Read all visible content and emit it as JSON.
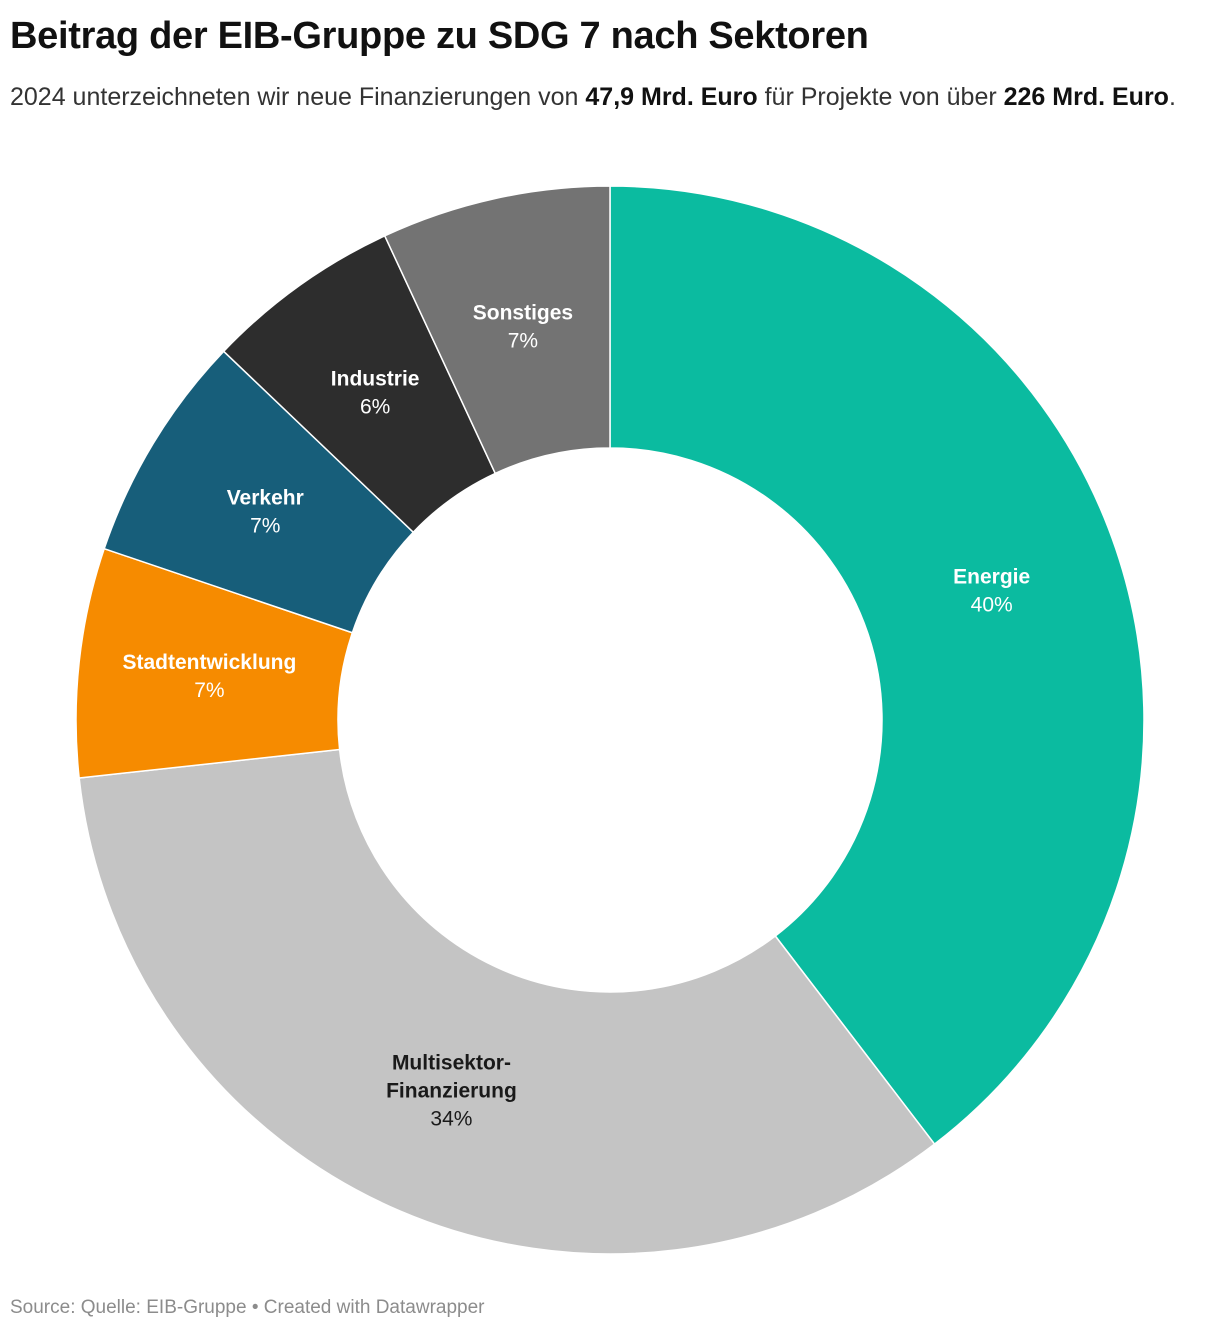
{
  "header": {
    "title": "Beitrag der EIB-Gruppe zu SDG 7 nach Sektoren",
    "subtitle_pre": "2024 unterzeichneten wir neue Finanzierungen von ",
    "subtitle_amount_1": "47,9 Mrd. Euro",
    "subtitle_mid": " für Projekte von über ",
    "subtitle_amount_2": "226 Mrd. Euro",
    "subtitle_post": "."
  },
  "footer": {
    "source": "Source: Quelle: EIB-Gruppe • Created with Datawrapper"
  },
  "chart_data": {
    "type": "pie",
    "variant": "donut",
    "title": "Beitrag der EIB-Gruppe zu SDG 7 nach Sektoren",
    "slices": [
      {
        "label": [
          "Energie"
        ],
        "value": 40,
        "value_label": "40%",
        "color": "#0bbba0",
        "text_color": "#ffffff"
      },
      {
        "label": [
          "Multisektor-",
          "Finanzierung"
        ],
        "value": 34,
        "value_label": "34%",
        "color": "#c4c4c4",
        "text_color": "#1a1a1a"
      },
      {
        "label": [
          "Stadtentwicklung"
        ],
        "value": 7,
        "value_label": "7%",
        "color": "#f68b00",
        "text_color": "#ffffff"
      },
      {
        "label": [
          "Verkehr"
        ],
        "value": 7,
        "value_label": "7%",
        "color": "#175e7a",
        "text_color": "#ffffff"
      },
      {
        "label": [
          "Industrie"
        ],
        "value": 6,
        "value_label": "6%",
        "color": "#2d2d2d",
        "text_color": "#ffffff"
      },
      {
        "label": [
          "Sonstiges"
        ],
        "value": 7,
        "value_label": "7%",
        "color": "#737373",
        "text_color": "#ffffff"
      }
    ],
    "legend": "none",
    "direction": "clockwise from top"
  }
}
++++++++++
▸ Work instructions
Make an exact reproduction of the listing above, without any pictures.

▸ Problem solution
Read all visible content and emit it as JSON.
{
  "header": {
    "title": "Beitrag der EIB-Gruppe zu SDG 7 nach Sektoren",
    "subtitle_pre": "2024 unterzeichneten wir neue Finanzierungen von ",
    "subtitle_amount_1": "47,9 Mrd. Euro",
    "subtitle_mid": " für Projekte von über ",
    "subtitle_amount_2": "226 Mrd. Euro",
    "subtitle_post": "."
  },
  "footer": {
    "source": "Source: Quelle: EIB-Gruppe • Created with Datawrapper"
  },
  "chart_data": {
    "type": "pie",
    "variant": "donut",
    "title": "Beitrag der EIB-Gruppe zu SDG 7 nach Sektoren",
    "slices": [
      {
        "label": [
          "Energie"
        ],
        "value": 40,
        "value_label": "40%",
        "color": "#0bbba0",
        "text_color": "#ffffff"
      },
      {
        "label": [
          "Multisektor-",
          "Finanzierung"
        ],
        "value": 34,
        "value_label": "34%",
        "color": "#c4c4c4",
        "text_color": "#1a1a1a"
      },
      {
        "label": [
          "Stadtentwicklung"
        ],
        "value": 7,
        "value_label": "7%",
        "color": "#f68b00",
        "text_color": "#ffffff"
      },
      {
        "label": [
          "Verkehr"
        ],
        "value": 7,
        "value_label": "7%",
        "color": "#175e7a",
        "text_color": "#ffffff"
      },
      {
        "label": [
          "Industrie"
        ],
        "value": 6,
        "value_label": "6%",
        "color": "#2d2d2d",
        "text_color": "#ffffff"
      },
      {
        "label": [
          "Sonstiges"
        ],
        "value": 7,
        "value_label": "7%",
        "color": "#737373",
        "text_color": "#ffffff"
      }
    ],
    "legend": "none",
    "direction": "clockwise from top"
  }
}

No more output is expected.